Data entries
● ● ● ●
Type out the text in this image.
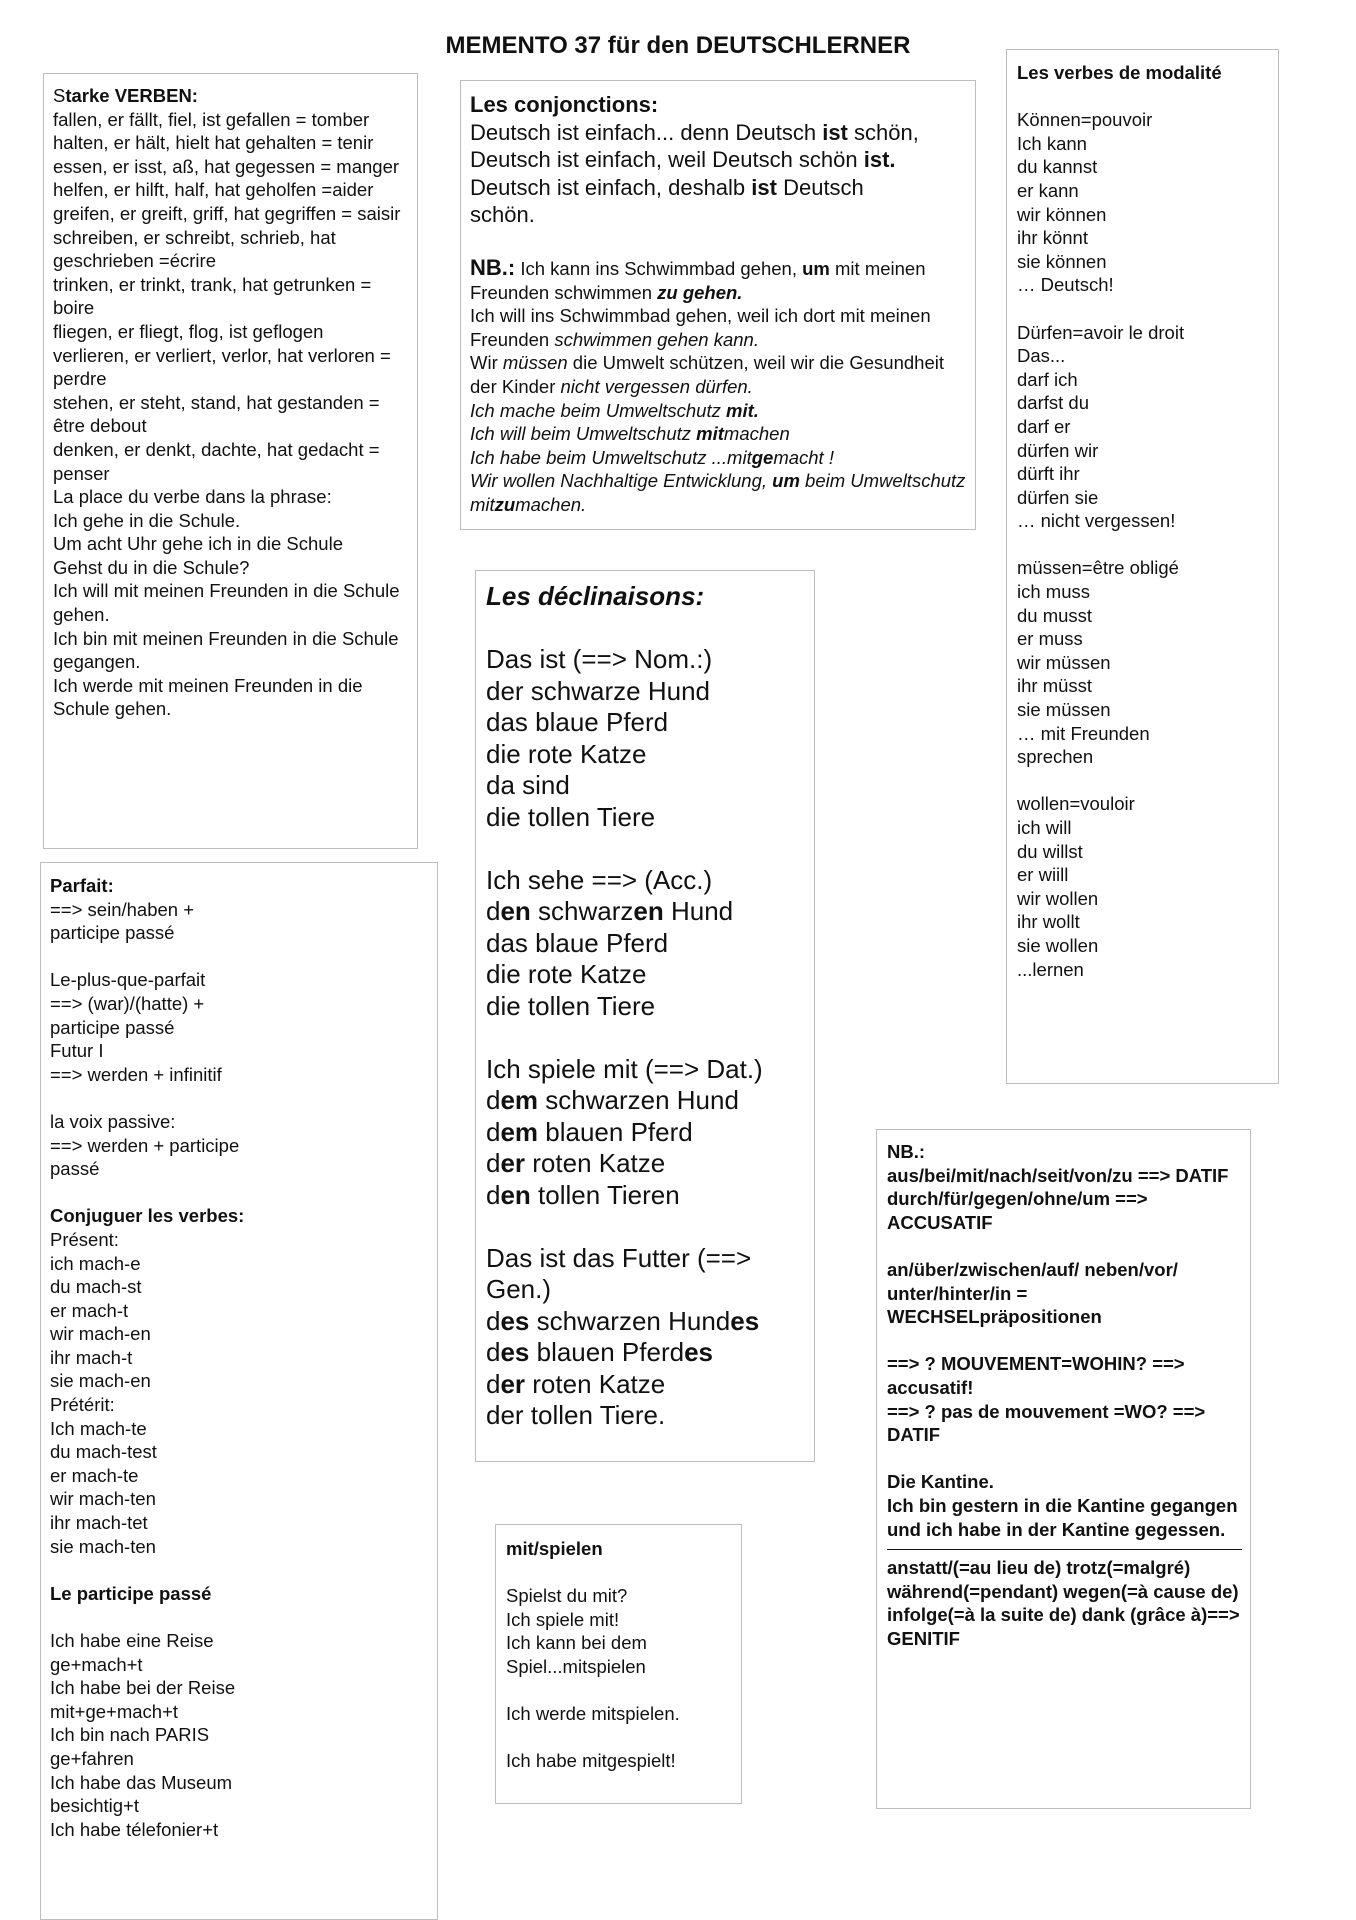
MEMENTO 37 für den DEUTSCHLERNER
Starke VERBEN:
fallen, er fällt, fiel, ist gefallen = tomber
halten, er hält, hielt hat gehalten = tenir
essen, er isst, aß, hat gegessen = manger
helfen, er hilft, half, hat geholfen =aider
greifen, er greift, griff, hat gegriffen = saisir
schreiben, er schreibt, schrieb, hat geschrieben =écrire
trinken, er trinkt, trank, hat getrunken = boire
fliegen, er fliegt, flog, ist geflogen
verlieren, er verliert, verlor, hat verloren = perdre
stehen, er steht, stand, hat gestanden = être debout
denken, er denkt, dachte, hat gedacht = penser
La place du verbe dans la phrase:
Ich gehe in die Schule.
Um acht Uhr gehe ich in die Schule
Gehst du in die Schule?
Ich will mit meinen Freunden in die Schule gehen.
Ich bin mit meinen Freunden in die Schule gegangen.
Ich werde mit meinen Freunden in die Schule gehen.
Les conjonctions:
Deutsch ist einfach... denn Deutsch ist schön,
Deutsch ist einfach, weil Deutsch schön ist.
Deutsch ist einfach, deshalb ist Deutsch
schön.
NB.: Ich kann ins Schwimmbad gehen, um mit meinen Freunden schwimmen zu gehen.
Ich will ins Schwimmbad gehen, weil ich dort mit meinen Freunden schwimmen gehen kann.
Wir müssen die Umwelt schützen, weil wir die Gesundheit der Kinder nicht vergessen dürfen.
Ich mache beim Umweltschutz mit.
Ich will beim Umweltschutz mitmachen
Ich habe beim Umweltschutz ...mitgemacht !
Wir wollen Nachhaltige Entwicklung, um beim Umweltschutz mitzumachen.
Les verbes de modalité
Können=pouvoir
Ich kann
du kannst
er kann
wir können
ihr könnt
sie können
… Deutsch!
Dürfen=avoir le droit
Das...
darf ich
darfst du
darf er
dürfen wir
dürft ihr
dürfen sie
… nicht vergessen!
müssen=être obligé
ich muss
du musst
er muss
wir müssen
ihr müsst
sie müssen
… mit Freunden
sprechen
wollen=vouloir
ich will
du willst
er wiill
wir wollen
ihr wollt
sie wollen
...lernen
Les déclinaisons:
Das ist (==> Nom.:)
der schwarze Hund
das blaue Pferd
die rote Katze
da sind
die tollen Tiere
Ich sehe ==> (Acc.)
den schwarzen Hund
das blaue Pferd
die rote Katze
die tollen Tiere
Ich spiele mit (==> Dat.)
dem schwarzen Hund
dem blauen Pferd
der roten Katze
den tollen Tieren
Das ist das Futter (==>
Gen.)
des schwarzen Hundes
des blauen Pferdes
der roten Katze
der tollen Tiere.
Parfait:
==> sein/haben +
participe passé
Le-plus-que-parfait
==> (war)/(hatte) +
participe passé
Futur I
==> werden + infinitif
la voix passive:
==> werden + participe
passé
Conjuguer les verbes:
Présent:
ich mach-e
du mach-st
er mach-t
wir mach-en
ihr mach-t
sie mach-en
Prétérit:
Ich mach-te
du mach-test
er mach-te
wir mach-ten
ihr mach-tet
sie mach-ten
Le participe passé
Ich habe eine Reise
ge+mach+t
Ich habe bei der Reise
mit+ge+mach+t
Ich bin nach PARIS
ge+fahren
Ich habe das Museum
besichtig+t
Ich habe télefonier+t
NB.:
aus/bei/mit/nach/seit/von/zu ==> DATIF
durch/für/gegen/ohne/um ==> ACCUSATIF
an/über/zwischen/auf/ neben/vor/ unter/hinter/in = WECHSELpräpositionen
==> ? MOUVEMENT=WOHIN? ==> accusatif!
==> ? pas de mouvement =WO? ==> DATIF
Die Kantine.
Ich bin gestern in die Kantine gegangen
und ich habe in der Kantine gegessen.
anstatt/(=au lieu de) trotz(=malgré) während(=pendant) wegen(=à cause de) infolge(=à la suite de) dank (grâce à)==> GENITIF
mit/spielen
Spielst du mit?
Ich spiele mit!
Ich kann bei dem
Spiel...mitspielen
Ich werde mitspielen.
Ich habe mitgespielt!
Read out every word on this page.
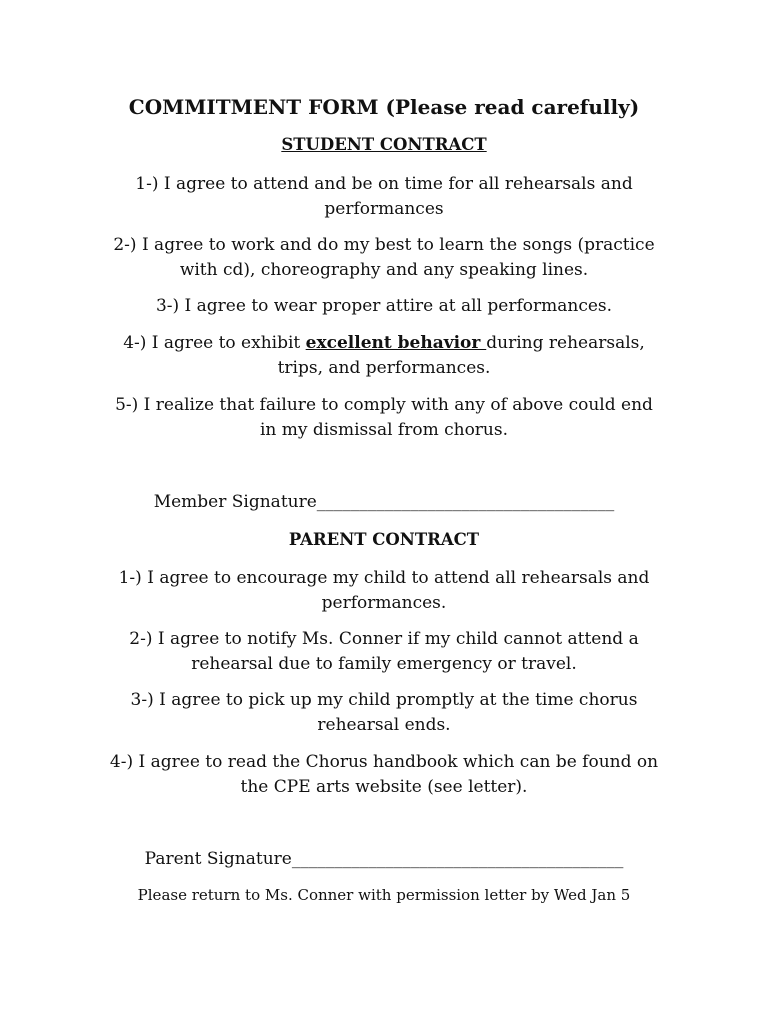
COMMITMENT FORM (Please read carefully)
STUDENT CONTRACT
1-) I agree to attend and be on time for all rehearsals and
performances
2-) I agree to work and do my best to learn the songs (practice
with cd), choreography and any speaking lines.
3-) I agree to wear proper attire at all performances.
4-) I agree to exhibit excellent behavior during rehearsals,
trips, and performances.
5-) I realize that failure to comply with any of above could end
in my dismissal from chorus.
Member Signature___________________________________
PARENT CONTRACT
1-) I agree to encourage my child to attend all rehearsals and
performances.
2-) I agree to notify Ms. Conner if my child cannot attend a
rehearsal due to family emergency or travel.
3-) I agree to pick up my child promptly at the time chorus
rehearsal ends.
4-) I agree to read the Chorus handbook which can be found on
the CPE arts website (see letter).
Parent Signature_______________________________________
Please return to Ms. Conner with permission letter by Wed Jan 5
● ● ● ●
*DIRECTION*:
Copy the data character for character, but drop all pictures from the copy.

*OUTPUT OF THE EXERCISE*:
Type out the text in this image.
MEMENTO 37 für den DEUTSCHLERNER
Starke VERBEN:
fallen, er fällt, fiel, ist gefallen = tomber
halten, er hält, hielt hat gehalten = tenir
essen, er isst, aß, hat gegessen = manger
helfen, er hilft, half, hat geholfen =aider
greifen, er greift, griff, hat gegriffen = saisir
schreiben, er schreibt, schrieb, hat geschrieben =écrire
trinken, er trinkt, trank, hat getrunken = boire
fliegen, er fliegt, flog, ist geflogen
verlieren, er verliert, verlor, hat verloren = perdre
stehen, er steht, stand, hat gestanden = être debout
denken, er denkt, dachte, hat gedacht = penser
La place du verbe dans la phrase:
Ich gehe in die Schule.
Um acht Uhr gehe ich in die Schule
Gehst du in die Schule?
Ich will mit meinen Freunden in die Schule gehen.
Ich bin mit meinen Freunden in die Schule gegangen.
Ich werde mit meinen Freunden in die Schule gehen.
Les conjonctions:
Deutsch ist einfach... denn Deutsch ist schön,
Deutsch ist einfach, weil Deutsch schön ist.
Deutsch ist einfach, deshalb ist Deutsch
schön.
NB.: Ich kann ins Schwimmbad gehen, um mit meinen Freunden schwimmen zu gehen.
Ich will ins Schwimmbad gehen, weil ich dort mit meinen Freunden schwimmen gehen kann.
Wir müssen die Umwelt schützen, weil wir die Gesundheit der Kinder nicht vergessen dürfen.
Ich mache beim Umweltschutz mit.
Ich will beim Umweltschutz mitmachen
Ich habe beim Umweltschutz ...mitgemacht !
Wir wollen Nachhaltige Entwicklung, um beim Umweltschutz mitzumachen.
Les verbes de modalité
Können=pouvoir
Ich kann
du kannst
er kann
wir können
ihr könnt
sie können
… Deutsch!
Dürfen=avoir le droit
Das...
darf ich
darfst du
darf er
dürfen wir
dürft ihr
dürfen sie
… nicht vergessen!
müssen=être obligé
ich muss
du musst
er muss
wir müssen
ihr müsst
sie müssen
… mit Freunden
sprechen
wollen=vouloir
ich will
du willst
er wiill
wir wollen
ihr wollt
sie wollen
...lernen
Les déclinaisons:
Das ist (==> Nom.:)
der schwarze Hund
das blaue Pferd
die rote Katze
da sind
die tollen Tiere
Ich sehe ==> (Acc.)
den schwarzen Hund
das blaue Pferd
die rote Katze
die tollen Tiere
Ich spiele mit (==> Dat.)
dem schwarzen Hund
dem blauen Pferd
der roten Katze
den tollen Tieren
Das ist das Futter (==>
Gen.)
des schwarzen Hundes
des blauen Pferdes
der roten Katze
der tollen Tiere.
Parfait:
==> sein/haben +
participe passé
Le-plus-que-parfait
==> (war)/(hatte) +
participe passé
Futur I
==> werden + infinitif
la voix passive:
==> werden + participe
passé
Conjuguer les verbes:
Présent:
ich mach-e
du mach-st
er mach-t
wir mach-en
ihr mach-t
sie mach-en
Prétérit:
Ich mach-te
du mach-test
er mach-te
wir mach-ten
ihr mach-tet
sie mach-ten
Le participe passé
Ich habe eine Reise
ge+mach+t
Ich habe bei der Reise
mit+ge+mach+t
Ich bin nach PARIS
ge+fahren
Ich habe das Museum
besichtig+t
Ich habe télefonier+t
NB.:
aus/bei/mit/nach/seit/von/zu ==> DATIF
durch/für/gegen/ohne/um ==> ACCUSATIF
an/über/zwischen/auf/ neben/vor/ unter/hinter/in = WECHSELpräpositionen
==> ? MOUVEMENT=WOHIN? ==> accusatif!
==> ? pas de mouvement =WO? ==> DATIF
Die Kantine.
Ich bin gestern in die Kantine gegangen
und ich habe in der Kantine gegessen.
anstatt/(=au lieu de) trotz(=malgré) während(=pendant) wegen(=à cause de) infolge(=à la suite de) dank (grâce à)==> GENITIF
mit/spielen
Spielst du mit?
Ich spiele mit!
Ich kann bei dem
Spiel...mitspielen
Ich werde mitspielen.
Ich habe mitgespielt!
Read out every word on this page.
COMMITMENT FORM (Please read carefully)
STUDENT CONTRACT
1-) I agree to attend and be on time for all rehearsals and
performances
2-) I agree to work and do my best to learn the songs (practice
with cd), choreography and any speaking lines.
3-) I agree to wear proper attire at all performances.
4-) I agree to exhibit excellent behavior during rehearsals,
trips, and performances.
5-) I realize that failure to comply with any of above could end
in my dismissal from chorus.
Member Signature___________________________________
PARENT CONTRACT
1-) I agree to encourage my child to attend all rehearsals and
performances.
2-) I agree to notify Ms. Conner if my child cannot attend a
rehearsal due to family emergency or travel.
3-) I agree to pick up my child promptly at the time chorus
rehearsal ends.
4-) I agree to read the Chorus handbook which can be found on
the CPE arts website (see letter).
Parent Signature_______________________________________
Please return to Ms. Conner with permission letter by Wed Jan 5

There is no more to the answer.